REQUIRED WORK –
Repeat every line below exactly as it reads.

GIVEN DATA –

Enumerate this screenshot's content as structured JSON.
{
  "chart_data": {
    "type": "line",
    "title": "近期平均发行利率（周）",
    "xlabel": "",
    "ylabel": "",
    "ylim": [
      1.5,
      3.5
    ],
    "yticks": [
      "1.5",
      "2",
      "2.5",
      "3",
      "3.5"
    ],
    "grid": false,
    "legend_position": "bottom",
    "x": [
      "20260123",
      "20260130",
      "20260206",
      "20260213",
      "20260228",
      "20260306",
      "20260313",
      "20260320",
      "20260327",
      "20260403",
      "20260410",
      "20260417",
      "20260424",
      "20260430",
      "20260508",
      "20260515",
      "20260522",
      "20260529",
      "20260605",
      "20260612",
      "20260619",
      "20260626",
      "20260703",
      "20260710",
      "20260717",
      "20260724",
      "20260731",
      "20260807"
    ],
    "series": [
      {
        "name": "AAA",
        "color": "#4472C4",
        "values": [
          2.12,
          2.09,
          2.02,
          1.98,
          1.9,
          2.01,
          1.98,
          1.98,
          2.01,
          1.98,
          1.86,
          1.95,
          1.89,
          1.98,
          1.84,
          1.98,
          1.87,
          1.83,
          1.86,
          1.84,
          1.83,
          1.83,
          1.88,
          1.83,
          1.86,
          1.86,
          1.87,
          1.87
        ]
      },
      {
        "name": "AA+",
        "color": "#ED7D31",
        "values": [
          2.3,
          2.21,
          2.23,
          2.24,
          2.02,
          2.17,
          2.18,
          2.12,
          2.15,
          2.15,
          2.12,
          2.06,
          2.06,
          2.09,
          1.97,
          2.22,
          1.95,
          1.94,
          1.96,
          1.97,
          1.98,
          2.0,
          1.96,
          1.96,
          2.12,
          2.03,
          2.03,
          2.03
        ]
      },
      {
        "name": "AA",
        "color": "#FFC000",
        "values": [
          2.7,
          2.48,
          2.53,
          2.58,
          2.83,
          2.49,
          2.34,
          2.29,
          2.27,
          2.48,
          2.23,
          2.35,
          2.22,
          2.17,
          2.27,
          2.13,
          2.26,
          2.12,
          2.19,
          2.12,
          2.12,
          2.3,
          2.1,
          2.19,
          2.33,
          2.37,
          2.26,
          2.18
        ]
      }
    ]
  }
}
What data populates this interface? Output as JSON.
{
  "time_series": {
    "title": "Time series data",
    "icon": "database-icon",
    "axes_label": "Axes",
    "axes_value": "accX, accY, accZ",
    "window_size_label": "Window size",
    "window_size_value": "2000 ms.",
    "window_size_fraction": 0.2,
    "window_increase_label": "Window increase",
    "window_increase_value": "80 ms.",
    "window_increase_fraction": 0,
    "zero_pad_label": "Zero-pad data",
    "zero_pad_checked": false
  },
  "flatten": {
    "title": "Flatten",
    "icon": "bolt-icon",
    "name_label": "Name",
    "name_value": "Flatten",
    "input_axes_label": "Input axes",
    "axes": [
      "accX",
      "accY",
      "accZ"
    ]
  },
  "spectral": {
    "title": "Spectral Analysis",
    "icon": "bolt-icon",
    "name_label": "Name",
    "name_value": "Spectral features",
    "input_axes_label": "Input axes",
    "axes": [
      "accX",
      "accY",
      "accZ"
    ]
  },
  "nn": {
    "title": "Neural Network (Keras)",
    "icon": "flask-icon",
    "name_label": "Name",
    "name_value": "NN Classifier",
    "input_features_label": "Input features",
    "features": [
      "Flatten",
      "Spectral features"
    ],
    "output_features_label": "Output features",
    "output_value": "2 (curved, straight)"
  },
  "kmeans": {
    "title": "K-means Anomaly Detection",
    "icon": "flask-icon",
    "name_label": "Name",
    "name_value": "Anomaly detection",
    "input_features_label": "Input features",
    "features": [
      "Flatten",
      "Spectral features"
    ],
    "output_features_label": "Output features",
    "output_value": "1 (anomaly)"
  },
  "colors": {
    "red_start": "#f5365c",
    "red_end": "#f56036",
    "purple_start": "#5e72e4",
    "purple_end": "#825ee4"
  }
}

COMPLETE RESPONSE –
Enumerate this screenshot's content as structured JSON.
{
  "chart_data": {
    "type": "line",
    "title": "近期平均发行利率（周）",
    "xlabel": "",
    "ylabel": "",
    "ylim": [
      1.5,
      3.5
    ],
    "yticks": [
      "1.5",
      "2",
      "2.5",
      "3",
      "3.5"
    ],
    "grid": false,
    "legend_position": "bottom",
    "x": [
      "20260123",
      "20260130",
      "20260206",
      "20260213",
      "20260228",
      "20260306",
      "20260313",
      "20260320",
      "20260327",
      "20260403",
      "20260410",
      "20260417",
      "20260424",
      "20260430",
      "20260508",
      "20260515",
      "20260522",
      "20260529",
      "20260605",
      "20260612",
      "20260619",
      "20260626",
      "20260703",
      "20260710",
      "20260717",
      "20260724",
      "20260731",
      "20260807"
    ],
    "series": [
      {
        "name": "AAA",
        "color": "#4472C4",
        "values": [
          2.12,
          2.09,
          2.02,
          1.98,
          1.9,
          2.01,
          1.98,
          1.98,
          2.01,
          1.98,
          1.86,
          1.95,
          1.89,
          1.98,
          1.84,
          1.98,
          1.87,
          1.83,
          1.86,
          1.84,
          1.83,
          1.83,
          1.88,
          1.83,
          1.86,
          1.86,
          1.87,
          1.87
        ]
      },
      {
        "name": "AA+",
        "color": "#ED7D31",
        "values": [
          2.3,
          2.21,
          2.23,
          2.24,
          2.02,
          2.17,
          2.18,
          2.12,
          2.15,
          2.15,
          2.12,
          2.06,
          2.06,
          2.09,
          1.97,
          2.22,
          1.95,
          1.94,
          1.96,
          1.97,
          1.98,
          2.0,
          1.96,
          1.96,
          2.12,
          2.03,
          2.03,
          2.03
        ]
      },
      {
        "name": "AA",
        "color": "#FFC000",
        "values": [
          2.7,
          2.48,
          2.53,
          2.58,
          2.83,
          2.49,
          2.34,
          2.29,
          2.27,
          2.48,
          2.23,
          2.35,
          2.22,
          2.17,
          2.27,
          2.13,
          2.26,
          2.12,
          2.19,
          2.12,
          2.12,
          2.3,
          2.1,
          2.19,
          2.33,
          2.37,
          2.26,
          2.18
        ]
      }
    ]
  }
}
What data populates this interface? Output as JSON.
{
  "time_series": {
    "title": "Time series data",
    "icon": "database-icon",
    "axes_label": "Axes",
    "axes_value": "accX, accY, accZ",
    "window_size_label": "Window size",
    "window_size_value": "2000 ms.",
    "window_size_fraction": 0.2,
    "window_increase_label": "Window increase",
    "window_increase_value": "80 ms.",
    "window_increase_fraction": 0,
    "zero_pad_label": "Zero-pad data",
    "zero_pad_checked": false
  },
  "flatten": {
    "title": "Flatten",
    "icon": "bolt-icon",
    "name_label": "Name",
    "name_value": "Flatten",
    "input_axes_label": "Input axes",
    "axes": [
      "accX",
      "accY",
      "accZ"
    ]
  },
  "spectral": {
    "title": "Spectral Analysis",
    "icon": "bolt-icon",
    "name_label": "Name",
    "name_value": "Spectral features",
    "input_axes_label": "Input axes",
    "axes": [
      "accX",
      "accY",
      "accZ"
    ]
  },
  "nn": {
    "title": "Neural Network (Keras)",
    "icon": "flask-icon",
    "name_label": "Name",
    "name_value": "NN Classifier",
    "input_features_label": "Input features",
    "features": [
      "Flatten",
      "Spectral features"
    ],
    "output_features_label": "Output features",
    "output_value": "2 (curved, straight)"
  },
  "kmeans": {
    "title": "K-means Anomaly Detection",
    "icon": "flask-icon",
    "name_label": "Name",
    "name_value": "Anomaly detection",
    "input_features_label": "Input features",
    "features": [
      "Flatten",
      "Spectral features"
    ],
    "output_features_label": "Output features",
    "output_value": "1 (anomaly)"
  },
  "colors": {
    "red_start": "#f5365c",
    "red_end": "#f56036",
    "purple_start": "#5e72e4",
    "purple_end": "#825ee4"
  }
}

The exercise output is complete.